[Structured figure records]
__________________________________________________
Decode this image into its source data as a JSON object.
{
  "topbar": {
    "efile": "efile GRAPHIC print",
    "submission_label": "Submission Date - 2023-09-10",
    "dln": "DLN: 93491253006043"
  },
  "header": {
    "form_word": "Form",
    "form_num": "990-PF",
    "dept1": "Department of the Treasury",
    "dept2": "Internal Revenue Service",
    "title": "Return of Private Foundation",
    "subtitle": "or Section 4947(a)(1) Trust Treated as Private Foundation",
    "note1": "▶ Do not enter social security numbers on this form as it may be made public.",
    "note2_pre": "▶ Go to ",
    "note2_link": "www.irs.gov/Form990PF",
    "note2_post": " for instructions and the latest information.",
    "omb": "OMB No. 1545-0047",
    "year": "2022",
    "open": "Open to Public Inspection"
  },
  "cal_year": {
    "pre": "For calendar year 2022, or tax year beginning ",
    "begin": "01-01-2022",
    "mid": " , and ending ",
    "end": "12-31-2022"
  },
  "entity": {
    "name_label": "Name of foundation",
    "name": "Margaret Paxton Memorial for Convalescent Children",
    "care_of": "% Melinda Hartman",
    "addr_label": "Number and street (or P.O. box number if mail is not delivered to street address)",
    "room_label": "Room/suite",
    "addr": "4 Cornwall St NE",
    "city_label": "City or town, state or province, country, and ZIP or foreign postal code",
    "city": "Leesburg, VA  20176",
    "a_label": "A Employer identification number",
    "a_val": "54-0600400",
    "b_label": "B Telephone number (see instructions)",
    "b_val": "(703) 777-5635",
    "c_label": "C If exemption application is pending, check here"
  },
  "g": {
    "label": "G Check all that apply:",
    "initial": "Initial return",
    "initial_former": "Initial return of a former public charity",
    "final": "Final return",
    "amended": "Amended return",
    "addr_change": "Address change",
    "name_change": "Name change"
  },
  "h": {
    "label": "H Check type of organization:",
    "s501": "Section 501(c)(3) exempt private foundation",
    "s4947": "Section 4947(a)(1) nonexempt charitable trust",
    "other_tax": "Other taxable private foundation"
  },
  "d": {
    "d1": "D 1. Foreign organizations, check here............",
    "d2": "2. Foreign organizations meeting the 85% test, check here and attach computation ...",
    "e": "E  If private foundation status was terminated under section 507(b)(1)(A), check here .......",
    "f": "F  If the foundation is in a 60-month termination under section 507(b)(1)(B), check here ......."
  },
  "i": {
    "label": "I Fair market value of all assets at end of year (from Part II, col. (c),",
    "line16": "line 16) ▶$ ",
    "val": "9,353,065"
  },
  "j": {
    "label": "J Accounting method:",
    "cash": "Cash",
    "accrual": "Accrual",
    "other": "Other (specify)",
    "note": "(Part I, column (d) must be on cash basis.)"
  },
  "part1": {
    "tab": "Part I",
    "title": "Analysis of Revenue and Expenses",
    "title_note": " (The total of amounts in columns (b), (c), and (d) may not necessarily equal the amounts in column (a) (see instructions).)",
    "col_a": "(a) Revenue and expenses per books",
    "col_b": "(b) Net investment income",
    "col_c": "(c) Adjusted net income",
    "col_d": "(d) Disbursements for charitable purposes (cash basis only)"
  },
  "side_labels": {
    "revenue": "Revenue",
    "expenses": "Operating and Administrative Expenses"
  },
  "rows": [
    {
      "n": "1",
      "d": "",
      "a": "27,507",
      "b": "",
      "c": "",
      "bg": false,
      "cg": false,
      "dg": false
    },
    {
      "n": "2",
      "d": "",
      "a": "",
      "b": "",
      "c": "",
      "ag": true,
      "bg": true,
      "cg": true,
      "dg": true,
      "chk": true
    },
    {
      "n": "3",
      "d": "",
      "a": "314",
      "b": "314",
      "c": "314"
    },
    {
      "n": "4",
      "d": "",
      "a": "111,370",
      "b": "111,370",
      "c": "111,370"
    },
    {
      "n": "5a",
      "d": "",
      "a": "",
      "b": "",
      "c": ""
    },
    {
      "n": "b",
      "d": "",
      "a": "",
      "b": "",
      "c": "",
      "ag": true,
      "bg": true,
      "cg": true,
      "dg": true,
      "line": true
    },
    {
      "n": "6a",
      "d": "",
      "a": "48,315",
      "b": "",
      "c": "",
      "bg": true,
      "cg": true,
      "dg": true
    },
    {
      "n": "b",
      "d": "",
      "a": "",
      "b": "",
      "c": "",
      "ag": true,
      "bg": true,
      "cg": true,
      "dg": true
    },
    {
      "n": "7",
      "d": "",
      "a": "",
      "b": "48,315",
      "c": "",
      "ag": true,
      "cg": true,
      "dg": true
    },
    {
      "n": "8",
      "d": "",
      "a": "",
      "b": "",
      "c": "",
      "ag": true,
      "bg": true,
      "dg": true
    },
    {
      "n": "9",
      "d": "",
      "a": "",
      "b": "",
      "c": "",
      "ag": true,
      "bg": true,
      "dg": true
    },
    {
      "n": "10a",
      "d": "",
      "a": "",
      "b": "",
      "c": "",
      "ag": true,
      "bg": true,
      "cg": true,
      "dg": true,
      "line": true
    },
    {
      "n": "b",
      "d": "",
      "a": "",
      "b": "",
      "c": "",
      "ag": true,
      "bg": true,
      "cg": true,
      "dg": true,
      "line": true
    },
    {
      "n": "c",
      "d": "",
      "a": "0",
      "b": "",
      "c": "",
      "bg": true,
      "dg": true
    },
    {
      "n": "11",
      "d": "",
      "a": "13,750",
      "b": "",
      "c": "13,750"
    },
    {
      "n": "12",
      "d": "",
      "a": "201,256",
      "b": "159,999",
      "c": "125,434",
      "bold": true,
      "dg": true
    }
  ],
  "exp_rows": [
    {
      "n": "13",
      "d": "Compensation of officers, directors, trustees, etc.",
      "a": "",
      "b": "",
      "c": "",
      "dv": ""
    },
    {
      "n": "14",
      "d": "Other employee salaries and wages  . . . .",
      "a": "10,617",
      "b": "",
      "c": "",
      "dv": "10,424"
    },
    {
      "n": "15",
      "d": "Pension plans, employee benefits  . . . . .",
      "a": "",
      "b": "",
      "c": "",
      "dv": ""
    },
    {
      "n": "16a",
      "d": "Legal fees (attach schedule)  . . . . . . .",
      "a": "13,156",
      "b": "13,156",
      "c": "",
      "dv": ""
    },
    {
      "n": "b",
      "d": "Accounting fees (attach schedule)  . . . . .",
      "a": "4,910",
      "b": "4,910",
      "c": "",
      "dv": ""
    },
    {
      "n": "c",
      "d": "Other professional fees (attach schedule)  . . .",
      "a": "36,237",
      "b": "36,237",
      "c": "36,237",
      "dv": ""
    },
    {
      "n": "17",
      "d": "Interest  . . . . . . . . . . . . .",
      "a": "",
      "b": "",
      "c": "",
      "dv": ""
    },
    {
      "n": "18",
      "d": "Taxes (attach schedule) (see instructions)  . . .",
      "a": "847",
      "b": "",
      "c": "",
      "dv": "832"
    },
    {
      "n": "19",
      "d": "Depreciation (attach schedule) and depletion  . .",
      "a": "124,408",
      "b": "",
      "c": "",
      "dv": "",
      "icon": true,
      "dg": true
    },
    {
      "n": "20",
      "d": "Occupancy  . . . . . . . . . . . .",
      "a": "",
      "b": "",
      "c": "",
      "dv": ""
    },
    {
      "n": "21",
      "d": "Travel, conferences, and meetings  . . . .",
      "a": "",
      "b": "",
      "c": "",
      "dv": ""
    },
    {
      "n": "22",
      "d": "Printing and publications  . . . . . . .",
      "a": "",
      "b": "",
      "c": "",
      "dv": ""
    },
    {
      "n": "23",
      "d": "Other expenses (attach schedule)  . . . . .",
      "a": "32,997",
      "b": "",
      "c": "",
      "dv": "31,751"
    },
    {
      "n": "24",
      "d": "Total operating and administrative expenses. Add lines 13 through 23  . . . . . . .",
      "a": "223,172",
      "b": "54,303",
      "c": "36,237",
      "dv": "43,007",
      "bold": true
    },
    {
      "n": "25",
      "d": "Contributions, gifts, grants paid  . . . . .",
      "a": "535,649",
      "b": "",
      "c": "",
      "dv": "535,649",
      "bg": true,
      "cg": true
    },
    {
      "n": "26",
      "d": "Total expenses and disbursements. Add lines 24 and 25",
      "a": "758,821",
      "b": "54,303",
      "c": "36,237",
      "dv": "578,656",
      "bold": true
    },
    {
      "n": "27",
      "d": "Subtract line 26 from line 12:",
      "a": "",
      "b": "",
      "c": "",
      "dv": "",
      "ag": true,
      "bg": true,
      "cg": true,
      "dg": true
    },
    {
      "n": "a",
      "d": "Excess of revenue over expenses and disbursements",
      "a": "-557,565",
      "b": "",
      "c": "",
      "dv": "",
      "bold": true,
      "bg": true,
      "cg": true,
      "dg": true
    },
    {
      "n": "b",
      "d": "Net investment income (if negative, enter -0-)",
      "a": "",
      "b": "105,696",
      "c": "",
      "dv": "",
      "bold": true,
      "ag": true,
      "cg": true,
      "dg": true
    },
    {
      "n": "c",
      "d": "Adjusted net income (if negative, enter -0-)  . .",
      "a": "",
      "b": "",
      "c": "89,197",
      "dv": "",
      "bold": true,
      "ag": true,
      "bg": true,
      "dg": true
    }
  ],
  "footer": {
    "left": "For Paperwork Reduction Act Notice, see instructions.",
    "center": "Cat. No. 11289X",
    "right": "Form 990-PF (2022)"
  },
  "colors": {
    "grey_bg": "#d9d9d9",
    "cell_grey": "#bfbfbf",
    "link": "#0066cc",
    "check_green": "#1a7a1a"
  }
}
__________________________________________________
> Work to complete
Which lines hold the word "investment"? Copy each of them from the records.

> Written answer
    "col_b": "(b) Net investment income",
      "d": "Net investment income (if negative, enter -0-)",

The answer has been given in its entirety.